◆ **Direction**
Reproduce the records line for line, beginning with the very first line and stopping after the line that contains "item-text: Kupujúci odoslaním".

# START OF Data section

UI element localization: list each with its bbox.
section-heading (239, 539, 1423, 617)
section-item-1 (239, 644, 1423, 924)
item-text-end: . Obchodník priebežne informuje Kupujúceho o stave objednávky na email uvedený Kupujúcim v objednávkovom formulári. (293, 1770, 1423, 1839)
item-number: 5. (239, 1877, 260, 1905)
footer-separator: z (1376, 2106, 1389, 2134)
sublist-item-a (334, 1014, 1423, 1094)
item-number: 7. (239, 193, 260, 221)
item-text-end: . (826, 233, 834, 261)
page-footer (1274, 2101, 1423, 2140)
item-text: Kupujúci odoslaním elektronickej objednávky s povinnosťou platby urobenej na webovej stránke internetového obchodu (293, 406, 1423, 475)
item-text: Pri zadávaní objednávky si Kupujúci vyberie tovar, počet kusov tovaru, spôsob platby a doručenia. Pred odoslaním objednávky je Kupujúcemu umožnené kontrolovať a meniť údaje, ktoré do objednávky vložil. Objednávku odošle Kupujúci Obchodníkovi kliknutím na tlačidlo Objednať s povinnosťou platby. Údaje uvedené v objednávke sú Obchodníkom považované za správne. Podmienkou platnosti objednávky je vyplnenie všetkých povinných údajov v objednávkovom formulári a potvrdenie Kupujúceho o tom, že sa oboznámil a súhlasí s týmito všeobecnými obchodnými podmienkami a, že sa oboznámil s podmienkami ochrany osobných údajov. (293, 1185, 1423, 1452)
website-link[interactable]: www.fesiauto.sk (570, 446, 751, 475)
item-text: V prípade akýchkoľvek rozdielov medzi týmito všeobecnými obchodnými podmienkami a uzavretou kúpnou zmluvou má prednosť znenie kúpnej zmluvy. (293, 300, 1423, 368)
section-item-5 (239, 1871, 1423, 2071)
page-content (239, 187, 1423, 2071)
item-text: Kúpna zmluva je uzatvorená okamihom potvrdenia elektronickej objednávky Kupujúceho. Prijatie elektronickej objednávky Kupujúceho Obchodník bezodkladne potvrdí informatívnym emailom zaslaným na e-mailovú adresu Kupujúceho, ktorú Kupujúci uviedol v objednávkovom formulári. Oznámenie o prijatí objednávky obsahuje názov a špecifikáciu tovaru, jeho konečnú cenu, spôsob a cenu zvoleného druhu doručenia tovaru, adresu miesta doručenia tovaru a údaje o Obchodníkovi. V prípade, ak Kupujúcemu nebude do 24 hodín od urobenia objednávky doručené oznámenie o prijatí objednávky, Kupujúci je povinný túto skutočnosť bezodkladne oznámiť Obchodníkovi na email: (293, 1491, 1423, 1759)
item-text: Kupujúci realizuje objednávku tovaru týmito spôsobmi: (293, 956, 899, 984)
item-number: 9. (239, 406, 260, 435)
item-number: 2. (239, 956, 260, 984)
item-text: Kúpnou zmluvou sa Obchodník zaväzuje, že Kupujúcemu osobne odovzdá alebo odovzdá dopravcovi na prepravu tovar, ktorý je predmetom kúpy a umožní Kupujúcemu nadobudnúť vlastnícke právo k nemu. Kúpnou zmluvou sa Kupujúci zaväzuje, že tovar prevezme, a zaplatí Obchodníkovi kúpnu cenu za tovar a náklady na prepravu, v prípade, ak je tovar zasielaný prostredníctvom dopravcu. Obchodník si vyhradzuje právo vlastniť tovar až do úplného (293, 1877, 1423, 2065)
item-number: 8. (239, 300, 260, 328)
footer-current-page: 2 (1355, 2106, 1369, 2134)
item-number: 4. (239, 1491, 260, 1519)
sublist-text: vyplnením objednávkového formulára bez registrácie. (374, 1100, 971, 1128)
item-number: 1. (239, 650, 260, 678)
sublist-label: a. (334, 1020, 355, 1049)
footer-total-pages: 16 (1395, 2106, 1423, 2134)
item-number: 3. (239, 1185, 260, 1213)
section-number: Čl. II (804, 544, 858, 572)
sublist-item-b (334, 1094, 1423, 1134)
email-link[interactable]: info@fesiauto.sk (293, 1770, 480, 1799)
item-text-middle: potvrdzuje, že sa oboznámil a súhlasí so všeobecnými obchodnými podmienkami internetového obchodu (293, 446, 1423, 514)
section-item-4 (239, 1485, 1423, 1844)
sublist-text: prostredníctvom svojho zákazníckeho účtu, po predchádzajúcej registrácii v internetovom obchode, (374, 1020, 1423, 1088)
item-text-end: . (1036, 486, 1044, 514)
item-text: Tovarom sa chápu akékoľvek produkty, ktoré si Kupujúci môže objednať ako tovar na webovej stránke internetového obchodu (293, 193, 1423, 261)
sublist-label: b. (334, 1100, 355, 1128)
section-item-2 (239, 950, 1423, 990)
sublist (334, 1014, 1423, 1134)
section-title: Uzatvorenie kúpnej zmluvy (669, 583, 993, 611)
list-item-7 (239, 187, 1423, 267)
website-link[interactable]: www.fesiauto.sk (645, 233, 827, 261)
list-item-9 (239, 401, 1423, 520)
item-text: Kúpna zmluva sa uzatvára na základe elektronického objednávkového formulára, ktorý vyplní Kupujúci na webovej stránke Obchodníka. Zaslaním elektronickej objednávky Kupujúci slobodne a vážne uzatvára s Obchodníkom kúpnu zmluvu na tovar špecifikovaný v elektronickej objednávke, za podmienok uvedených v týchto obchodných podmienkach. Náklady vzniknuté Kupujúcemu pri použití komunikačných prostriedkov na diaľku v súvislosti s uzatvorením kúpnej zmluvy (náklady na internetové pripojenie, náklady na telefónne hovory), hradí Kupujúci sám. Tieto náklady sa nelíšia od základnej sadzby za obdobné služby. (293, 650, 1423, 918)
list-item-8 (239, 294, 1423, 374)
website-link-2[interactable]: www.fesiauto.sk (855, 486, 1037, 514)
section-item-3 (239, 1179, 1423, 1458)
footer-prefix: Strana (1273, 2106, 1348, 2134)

# END OF Data section

◆ **Result of the exercise**
UI element localization: list each with its bbox.
section-heading (239, 539, 1423, 617)
section-item-1 (239, 644, 1423, 924)
item-text-end: . Obchodník priebežne informuje Kupujúceho o stave objednávky na email uvedený Kupujúcim v objednávkovom formulári. (293, 1770, 1423, 1839)
item-number: 5. (239, 1877, 260, 1905)
footer-separator: z (1376, 2106, 1389, 2134)
sublist-item-a (334, 1014, 1423, 1094)
item-number: 7. (239, 193, 260, 221)
item-text-end: . (826, 233, 834, 261)
page-footer (1274, 2101, 1423, 2140)
item-text: Kupujúci odoslaním elektronickej objednávky s povinnosťou platby urobenej na webovej stránke internetového obchodu (293, 406, 1423, 475)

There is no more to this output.